Воспроизведите дословно все строки приведённых ниже записей. Изображения в ответ не включайте.

Записи с размеченными областями
"""

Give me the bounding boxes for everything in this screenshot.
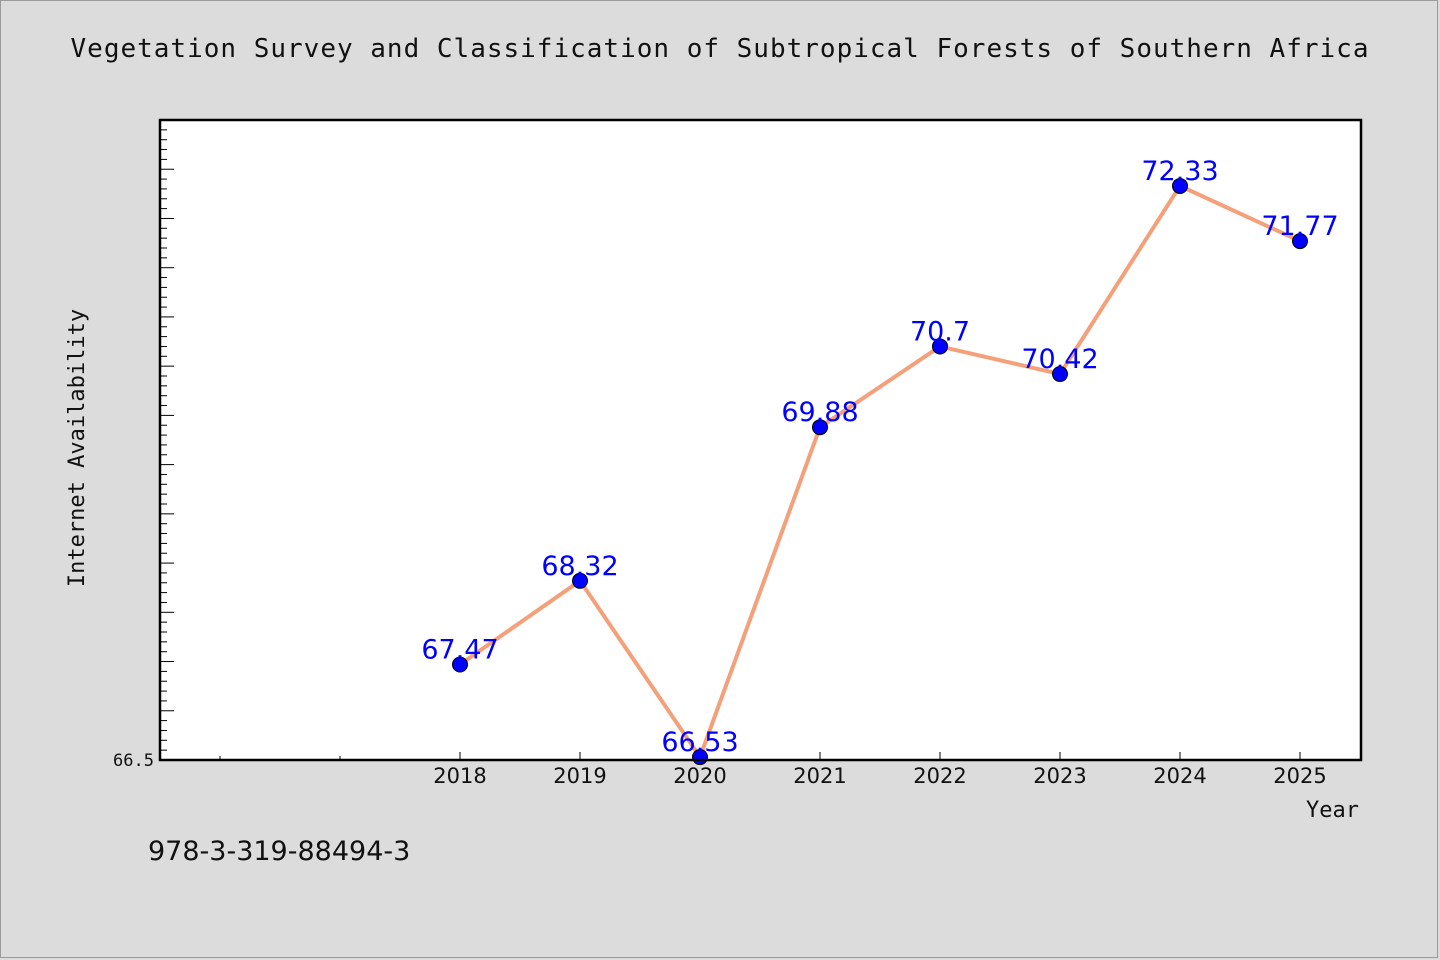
data-point — [932, 338, 948, 355]
data-label: 67.47 — [421, 634, 498, 665]
data-label: 70.42 — [1021, 344, 1098, 375]
y-tick-label: 66.5 — [113, 751, 154, 771]
x-tick-label: 2024 — [1153, 764, 1206, 788]
data-point — [1052, 366, 1068, 383]
y-axis-label: Internet Availability — [65, 309, 90, 587]
x-axis-label: Year — [1306, 798, 1359, 823]
x-tick-label: 2023 — [1033, 764, 1086, 788]
x-tick-label: 2020 — [673, 764, 726, 788]
x-tick-label: 2025 — [1273, 764, 1326, 788]
data-point — [812, 419, 828, 436]
data-label: 66.53 — [661, 727, 738, 758]
data-label: 68.32 — [541, 551, 618, 582]
data-point — [1172, 177, 1188, 194]
data-label: 70.7 — [910, 316, 970, 347]
data-label: 71.77 — [1261, 211, 1338, 242]
y-axis-tick-labels: 66.5 — [113, 751, 154, 771]
data-point — [1292, 233, 1308, 250]
data-label: 69.88 — [781, 397, 858, 428]
chart-title: Vegetation Survey and Classification of … — [70, 34, 1370, 64]
plot-area — [160, 120, 1361, 760]
x-tick-label: 2019 — [553, 764, 606, 788]
x-axis-tick-labels: 2018 2019 2020 2021 2022 2023 2024 2025 — [433, 764, 1326, 788]
x-tick-label: 2021 — [793, 764, 846, 788]
isbn-text: 978-3-319-88494-3 — [148, 836, 411, 867]
data-label: 72.33 — [1141, 156, 1218, 187]
x-tick-label: 2022 — [913, 764, 966, 788]
series-line — [458, 183, 1301, 760]
data-point — [452, 656, 468, 673]
data-point — [572, 572, 588, 589]
x-tick-label: 2018 — [433, 764, 486, 788]
plot-border — [158, 118, 1363, 762]
data-labels: 67.47 68.32 66.53 69.88 70.7 70.42 72.33 71.77 — [421, 156, 1338, 758]
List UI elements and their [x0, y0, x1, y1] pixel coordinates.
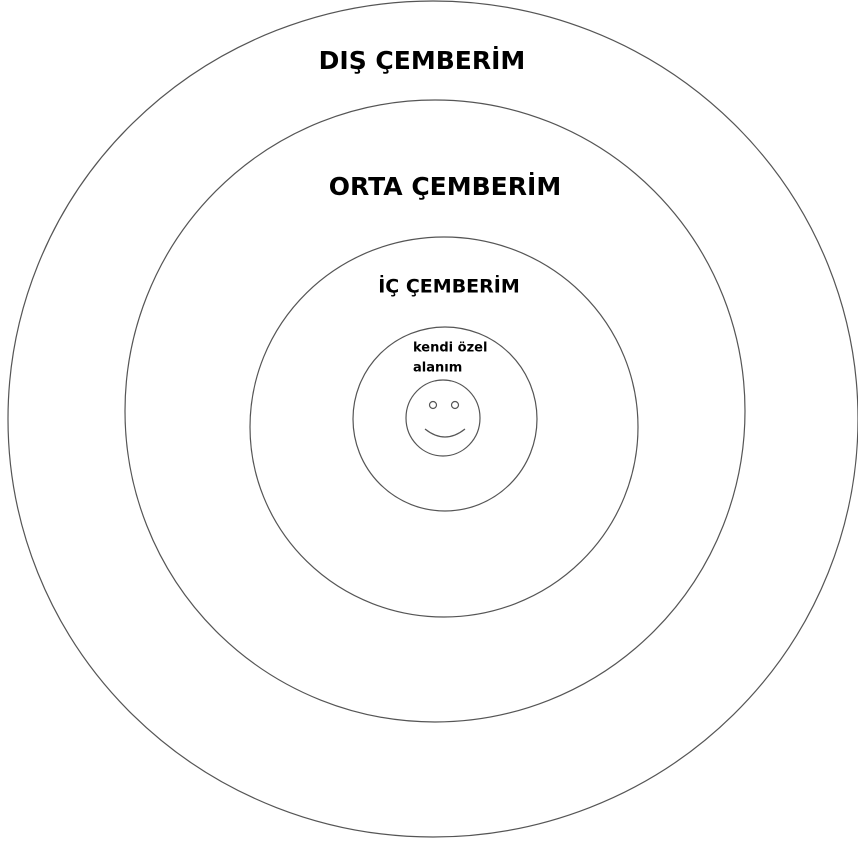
middle-label: ORTA ÇEMBERİM	[329, 171, 561, 201]
private-label: alanım	[413, 361, 462, 376]
outer-circle	[7, 0, 858, 838]
private-circle	[352, 326, 538, 512]
inner-circle	[249, 236, 639, 618]
outer-label: DIŞ ÇEMBERİM	[319, 45, 526, 75]
private-label: kendi özel	[413, 341, 487, 356]
middle-circle	[124, 99, 746, 723]
inner-label: İÇ ÇEMBERİM	[378, 274, 520, 298]
smiley-face	[405, 379, 481, 457]
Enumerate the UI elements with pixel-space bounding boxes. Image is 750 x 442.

"""

Решение задания:
Give me the bounding boxes for everything in this screenshot.
data-point — [932, 338, 948, 355]
data-label: 67.47 — [421, 634, 498, 665]
data-label: 70.42 — [1021, 344, 1098, 375]
y-tick-label: 66.5 — [113, 751, 154, 771]
x-tick-label: 2024 — [1153, 764, 1206, 788]
data-point — [1052, 366, 1068, 383]
y-axis-label: Internet Availability — [65, 309, 90, 587]
x-axis-label: Year — [1306, 798, 1359, 823]
x-tick-label: 2023 — [1033, 764, 1086, 788]
x-tick-label: 2020 — [673, 764, 726, 788]
x-tick-label: 2025 — [1273, 764, 1326, 788]
data-point — [812, 419, 828, 436]
data-label: 66.53 — [661, 727, 738, 758]
data-label: 68.32 — [541, 551, 618, 582]
data-point — [1172, 177, 1188, 194]
data-label: 70.7 — [910, 316, 970, 347]
data-label: 71.77 — [1261, 211, 1338, 242]
y-axis-tick-labels: 66.5 — [113, 751, 154, 771]
data-point — [1292, 233, 1308, 250]
data-label: 69.88 — [781, 397, 858, 428]
chart-title: Vegetation Survey and Classification of … — [70, 34, 1370, 64]
plot-area — [160, 120, 1361, 760]
x-tick-label: 2019 — [553, 764, 606, 788]
x-axis-tick-labels: 2018 2019 2020 2021 2022 2023 2024 2025 — [433, 764, 1326, 788]
x-tick-label: 2021 — [793, 764, 846, 788]
isbn-text: 978-3-319-88494-3 — [148, 836, 411, 867]
data-label: 72.33 — [1141, 156, 1218, 187]
x-tick-label: 2022 — [913, 764, 966, 788]
series-line — [458, 183, 1301, 760]
data-point — [452, 656, 468, 673]
data-point — [572, 572, 588, 589]
x-tick-label: 2018 — [433, 764, 486, 788]
plot-border — [158, 118, 1363, 762]
data-labels: 67.47 68.32 66.53 69.88 70.7 70.42 72.33 71.77 — [421, 156, 1338, 758]
List UI elements and their [x0, y0, x1, y1] pixel coordinates.
middle-label: ORTA ÇEMBERİM	[329, 171, 561, 201]
private-label: alanım	[413, 361, 462, 376]
outer-circle	[7, 0, 858, 838]
private-circle	[352, 326, 538, 512]
inner-circle	[249, 236, 639, 618]
outer-label: DIŞ ÇEMBERİM	[319, 45, 526, 75]
private-label: kendi özel	[413, 341, 487, 356]
middle-circle	[124, 99, 746, 723]
inner-label: İÇ ÇEMBERİM	[378, 274, 520, 298]
smiley-face	[405, 379, 481, 457]
Enumerate the UI elements with pixel-space bounding boxes. Image is 750 x 442.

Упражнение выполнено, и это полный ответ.